> **Task details**
Locate every line in the entries below that contains the string "Close", and copy each such line.
==== Dataset records ====
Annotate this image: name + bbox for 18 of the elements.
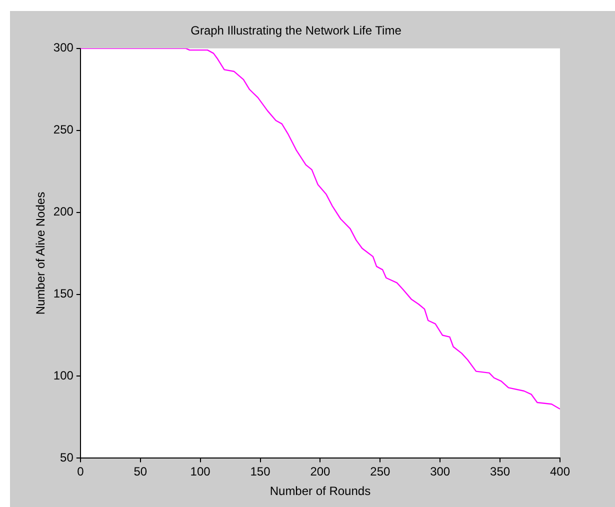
y-tick-label: 300 <box>53 40 74 55</box>
x-tick-label: 350 <box>490 464 510 479</box>
x-tick-label: 100 <box>190 464 211 479</box>
x-tick-label: 300 <box>430 464 450 479</box>
y-tick-label: 200 <box>53 204 74 219</box>
x-tick-label: 150 <box>250 464 271 479</box>
x-tick-label: 0 <box>77 464 84 479</box>
x-tick-label: 400 <box>550 464 570 479</box>
y-axis-title: Number of Alive Nodes <box>34 192 48 315</box>
x-tick-label: 200 <box>310 464 331 479</box>
y-tick-label: 100 <box>53 368 74 383</box>
y-tick-label: 250 <box>53 122 74 137</box>
chart-title: Graph Illustrating the Network Life Time <box>190 24 402 38</box>
x-tick-label: 50 <box>134 464 148 479</box>
x-axis-title: Number of Rounds <box>270 484 371 498</box>
x-tick-label: 250 <box>370 464 390 479</box>
y-tick-label: 50 <box>60 450 74 465</box>
y-tick-label: 150 <box>53 286 74 301</box>
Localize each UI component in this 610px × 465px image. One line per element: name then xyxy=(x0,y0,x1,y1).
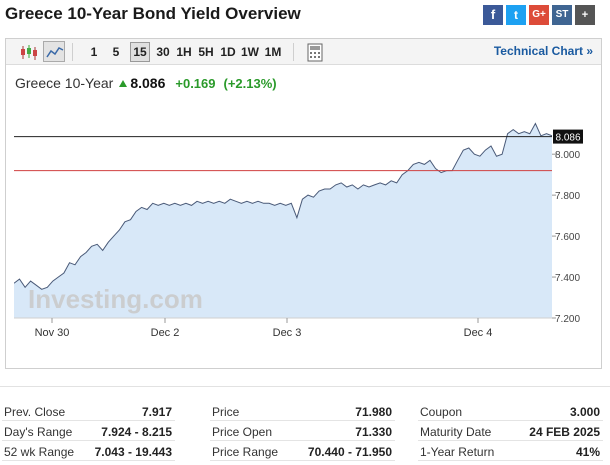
stat-value: 3.000 xyxy=(569,405,600,419)
timeframe-1h[interactable]: 1H xyxy=(176,45,192,59)
technical-chart-link[interactable]: Technical Chart » xyxy=(493,44,593,58)
x-tick-label: Dec 4 xyxy=(464,327,493,339)
stat-label: 1-Year Return xyxy=(420,445,495,459)
stat-days-range: Day's Range 7.924 - 8.215 xyxy=(2,421,175,441)
timeframe-1w[interactable]: 1W xyxy=(241,45,259,59)
facebook-icon[interactable]: f xyxy=(483,5,503,25)
stat-coupon: Coupon 3.000 xyxy=(418,401,603,421)
y-tick-label: 8.000 xyxy=(555,150,580,161)
y-tick-label: 7.400 xyxy=(555,273,580,284)
stat-prev-close: Prev. Close 7.917 xyxy=(2,401,175,421)
x-tick-label: Dec 2 xyxy=(151,327,180,339)
stat-label: Day's Range xyxy=(4,425,73,439)
stat-maturity-date: Maturity Date 24 FEB 2025 xyxy=(418,421,603,441)
x-tick-label: Dec 3 xyxy=(273,327,302,339)
stat-label: Price xyxy=(212,405,240,419)
quote-line: Greece 10-Year 8.086 +0.169 (+2.13%) xyxy=(15,75,277,93)
timeframe-30[interactable]: 30 xyxy=(156,45,170,59)
stat-value: 71.330 xyxy=(355,425,392,439)
y-tick-label: 7.200 xyxy=(555,314,580,325)
stat-1yr-return: 1-Year Return 41% xyxy=(418,441,603,461)
google-plus-icon[interactable]: G+ xyxy=(529,5,549,25)
calculator-icon[interactable] xyxy=(303,41,325,62)
price-line xyxy=(14,122,552,290)
stat-label: 52 wk Range xyxy=(4,445,75,459)
stat-value: 71.980 xyxy=(355,405,392,419)
price-change-percent: (+2.13%) xyxy=(223,76,277,91)
instrument-name: Greece 10-Year xyxy=(15,75,114,91)
stat-label: Maturity Date xyxy=(420,425,492,439)
area-fill xyxy=(14,123,552,318)
timeframe-15[interactable]: 15 xyxy=(130,42,150,62)
current-price-label: 8.086 xyxy=(555,133,580,144)
stat-value: 7.917 xyxy=(141,405,172,419)
share-more-icon[interactable]: + xyxy=(575,5,595,25)
stat-52wk-range: 52 wk Range 7.043 - 19.443 xyxy=(2,441,175,461)
stats-table: Prev. Close 7.917 Day's Range 7.924 - 8.21… xyxy=(0,397,610,465)
x-tick-label: Nov 30 xyxy=(35,327,70,339)
timeframe-1[interactable]: 1 xyxy=(90,45,98,59)
price-chart[interactable]: Investing.com 8.086 8.000 7.800 7.600 7.400… xyxy=(6,103,601,339)
last-price: 8.086 xyxy=(130,75,166,91)
chart-panel: 1 5 15 30 1H 5H 1D 1W 1M Technical Chart… xyxy=(5,38,602,369)
stat-price-open: Price Open 71.330 xyxy=(210,421,395,441)
timeframe-1d[interactable]: 1D xyxy=(220,45,236,59)
timeframe-1m[interactable]: 1M xyxy=(264,45,282,59)
stat-value: 24 FEB 2025 xyxy=(529,425,600,439)
toolbar-divider xyxy=(293,43,294,61)
stat-label: Coupon xyxy=(420,405,463,419)
price-change: +0.169 xyxy=(175,76,216,91)
stat-label: Prev. Close xyxy=(4,405,66,419)
stat-value: 70.440 - 71.950 xyxy=(307,445,392,459)
toolbar-divider xyxy=(72,43,73,61)
area-chart-icon[interactable] xyxy=(43,41,65,62)
section-divider xyxy=(0,386,610,387)
stat-label: Price Range xyxy=(212,445,279,459)
timeframe-5h[interactable]: 5H xyxy=(198,45,214,59)
stat-price-range: Price Range 70.440 - 71.950 xyxy=(210,441,395,461)
title-bar: Greece 10-Year Bond Yield Overview f t G… xyxy=(0,0,610,32)
current-price-tag xyxy=(553,129,583,144)
up-arrow-icon xyxy=(119,79,128,87)
stat-label: Price Open xyxy=(212,425,273,439)
timeframe-5[interactable]: 5 xyxy=(112,45,120,59)
stocktwits-icon[interactable]: ST xyxy=(552,5,572,25)
stat-value: 7.924 - 8.215 xyxy=(101,425,172,439)
chart-toolbar: 1 5 15 30 1H 5H 1D 1W 1M Technical Chart… xyxy=(6,39,601,65)
stat-value: 41% xyxy=(575,445,600,459)
y-tick-label: 7.600 xyxy=(555,232,580,243)
stat-price: Price 71.980 xyxy=(210,401,395,421)
candlestick-chart-icon[interactable] xyxy=(17,41,39,62)
page-title: Greece 10-Year Bond Yield Overview xyxy=(5,4,301,23)
stat-value: 7.043 - 19.443 xyxy=(94,445,172,459)
twitter-icon[interactable]: t xyxy=(506,5,526,25)
y-tick-label: 7.800 xyxy=(555,191,580,202)
investing-watermark: Investing.com xyxy=(28,284,203,314)
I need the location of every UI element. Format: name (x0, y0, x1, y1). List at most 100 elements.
====
> **Task output**
stat-prev-close: Prev. Close 7.917 xyxy=(2,401,175,421)
stats-table: Prev. Close 7.917 Day's Range 7.924 - 8.21… xyxy=(0,397,610,465)
stat-label: Prev. Close xyxy=(4,405,66,419)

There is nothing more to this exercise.